Stated exercise » Please repeat all of the listing exactly.

Information supplied »
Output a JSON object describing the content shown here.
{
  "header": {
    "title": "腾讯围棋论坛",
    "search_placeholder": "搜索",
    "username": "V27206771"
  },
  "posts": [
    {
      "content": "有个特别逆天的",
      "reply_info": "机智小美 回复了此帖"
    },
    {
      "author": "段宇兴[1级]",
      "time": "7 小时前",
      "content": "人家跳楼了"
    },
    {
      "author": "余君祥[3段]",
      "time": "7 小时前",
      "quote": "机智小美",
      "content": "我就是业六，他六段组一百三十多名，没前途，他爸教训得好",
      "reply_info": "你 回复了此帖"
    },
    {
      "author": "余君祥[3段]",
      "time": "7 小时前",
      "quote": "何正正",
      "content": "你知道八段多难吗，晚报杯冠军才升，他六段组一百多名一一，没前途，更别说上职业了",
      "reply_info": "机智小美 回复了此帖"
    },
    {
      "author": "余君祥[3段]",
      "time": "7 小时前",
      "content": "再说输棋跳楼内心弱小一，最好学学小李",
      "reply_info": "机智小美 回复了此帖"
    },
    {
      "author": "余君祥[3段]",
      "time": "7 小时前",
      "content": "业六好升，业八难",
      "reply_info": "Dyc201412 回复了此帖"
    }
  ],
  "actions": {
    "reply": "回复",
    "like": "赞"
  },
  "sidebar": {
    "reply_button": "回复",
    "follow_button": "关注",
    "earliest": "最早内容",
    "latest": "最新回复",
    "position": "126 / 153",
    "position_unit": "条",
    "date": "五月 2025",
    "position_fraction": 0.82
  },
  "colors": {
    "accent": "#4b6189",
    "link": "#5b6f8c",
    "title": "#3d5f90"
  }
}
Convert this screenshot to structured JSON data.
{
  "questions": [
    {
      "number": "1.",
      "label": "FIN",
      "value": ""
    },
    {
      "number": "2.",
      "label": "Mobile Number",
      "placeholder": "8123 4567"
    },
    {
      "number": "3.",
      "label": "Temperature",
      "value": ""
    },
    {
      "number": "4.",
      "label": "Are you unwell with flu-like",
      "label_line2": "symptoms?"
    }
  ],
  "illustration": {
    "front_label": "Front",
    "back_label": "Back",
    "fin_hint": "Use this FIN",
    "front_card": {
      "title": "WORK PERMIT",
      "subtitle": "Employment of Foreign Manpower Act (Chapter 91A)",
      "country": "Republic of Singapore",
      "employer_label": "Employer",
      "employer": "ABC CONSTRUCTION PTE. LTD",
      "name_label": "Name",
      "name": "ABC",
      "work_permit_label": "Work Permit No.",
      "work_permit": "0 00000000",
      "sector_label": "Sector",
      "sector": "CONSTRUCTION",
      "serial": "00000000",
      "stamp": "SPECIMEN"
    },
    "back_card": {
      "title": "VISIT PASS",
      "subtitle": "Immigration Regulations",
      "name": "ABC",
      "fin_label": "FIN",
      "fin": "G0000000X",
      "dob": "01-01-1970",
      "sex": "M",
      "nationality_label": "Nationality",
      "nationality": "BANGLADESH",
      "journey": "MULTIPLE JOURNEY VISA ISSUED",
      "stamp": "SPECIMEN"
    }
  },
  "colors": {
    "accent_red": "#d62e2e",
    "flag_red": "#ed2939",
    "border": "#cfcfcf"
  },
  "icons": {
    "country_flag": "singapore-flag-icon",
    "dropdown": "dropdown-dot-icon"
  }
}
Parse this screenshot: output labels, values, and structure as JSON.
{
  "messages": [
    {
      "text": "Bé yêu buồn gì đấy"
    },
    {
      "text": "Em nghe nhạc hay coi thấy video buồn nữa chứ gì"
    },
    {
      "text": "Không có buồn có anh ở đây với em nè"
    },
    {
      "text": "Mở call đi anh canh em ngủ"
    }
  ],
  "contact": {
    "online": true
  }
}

Response for this exercise »
Output a JSON object describing the content shown here.
{
  "header": {
    "title": "腾讯围棋论坛",
    "search_placeholder": "搜索",
    "username": "V27206771"
  },
  "posts": [
    {
      "content": "有个特别逆天的",
      "reply_info": "机智小美 回复了此帖"
    },
    {
      "author": "段宇兴[1级]",
      "time": "7 小时前",
      "content": "人家跳楼了"
    },
    {
      "author": "余君祥[3段]",
      "time": "7 小时前",
      "quote": "机智小美",
      "content": "我就是业六，他六段组一百三十多名，没前途，他爸教训得好",
      "reply_info": "你 回复了此帖"
    },
    {
      "author": "余君祥[3段]",
      "time": "7 小时前",
      "quote": "何正正",
      "content": "你知道八段多难吗，晚报杯冠军才升，他六段组一百多名一一，没前途，更别说上职业了",
      "reply_info": "机智小美 回复了此帖"
    },
    {
      "author": "余君祥[3段]",
      "time": "7 小时前",
      "content": "再说输棋跳楼内心弱小一，最好学学小李",
      "reply_info": "机智小美 回复了此帖"
    },
    {
      "author": "余君祥[3段]",
      "time": "7 小时前",
      "content": "业六好升，业八难",
      "reply_info": "Dyc201412 回复了此帖"
    }
  ],
  "actions": {
    "reply": "回复",
    "like": "赞"
  },
  "sidebar": {
    "reply_button": "回复",
    "follow_button": "关注",
    "earliest": "最早内容",
    "latest": "最新回复",
    "position": "126 / 153",
    "position_unit": "条",
    "date": "五月 2025",
    "position_fraction": 0.82
  },
  "colors": {
    "accent": "#4b6189",
    "link": "#5b6f8c",
    "title": "#3d5f90"
  }
}
Convert this screenshot to structured JSON data.
{
  "questions": [
    {
      "number": "1.",
      "label": "FIN",
      "value": ""
    },
    {
      "number": "2.",
      "label": "Mobile Number",
      "placeholder": "8123 4567"
    },
    {
      "number": "3.",
      "label": "Temperature",
      "value": ""
    },
    {
      "number": "4.",
      "label": "Are you unwell with flu-like",
      "label_line2": "symptoms?"
    }
  ],
  "illustration": {
    "front_label": "Front",
    "back_label": "Back",
    "fin_hint": "Use this FIN",
    "front_card": {
      "title": "WORK PERMIT",
      "subtitle": "Employment of Foreign Manpower Act (Chapter 91A)",
      "country": "Republic of Singapore",
      "employer_label": "Employer",
      "employer": "ABC CONSTRUCTION PTE. LTD",
      "name_label": "Name",
      "name": "ABC",
      "work_permit_label": "Work Permit No.",
      "work_permit": "0 00000000",
      "sector_label": "Sector",
      "sector": "CONSTRUCTION",
      "serial": "00000000",
      "stamp": "SPECIMEN"
    },
    "back_card": {
      "title": "VISIT PASS",
      "subtitle": "Immigration Regulations",
      "name": "ABC",
      "fin_label": "FIN",
      "fin": "G0000000X",
      "dob": "01-01-1970",
      "sex": "M",
      "nationality_label": "Nationality",
      "nationality": "BANGLADESH",
      "journey": "MULTIPLE JOURNEY VISA ISSUED",
      "stamp": "SPECIMEN"
    }
  },
  "colors": {
    "accent_red": "#d62e2e",
    "flag_red": "#ed2939",
    "border": "#cfcfcf"
  },
  "icons": {
    "country_flag": "singapore-flag-icon",
    "dropdown": "dropdown-dot-icon"
  }
}
Parse this screenshot: output labels, values, and structure as JSON.
{
  "messages": [
    {
      "text": "Bé yêu buồn gì đấy"
    },
    {
      "text": "Em nghe nhạc hay coi thấy video buồn nữa chứ gì"
    },
    {
      "text": "Không có buồn có anh ở đây với em nè"
    },
    {
      "text": "Mở call đi anh canh em ngủ"
    }
  ],
  "contact": {
    "online": true
  }
}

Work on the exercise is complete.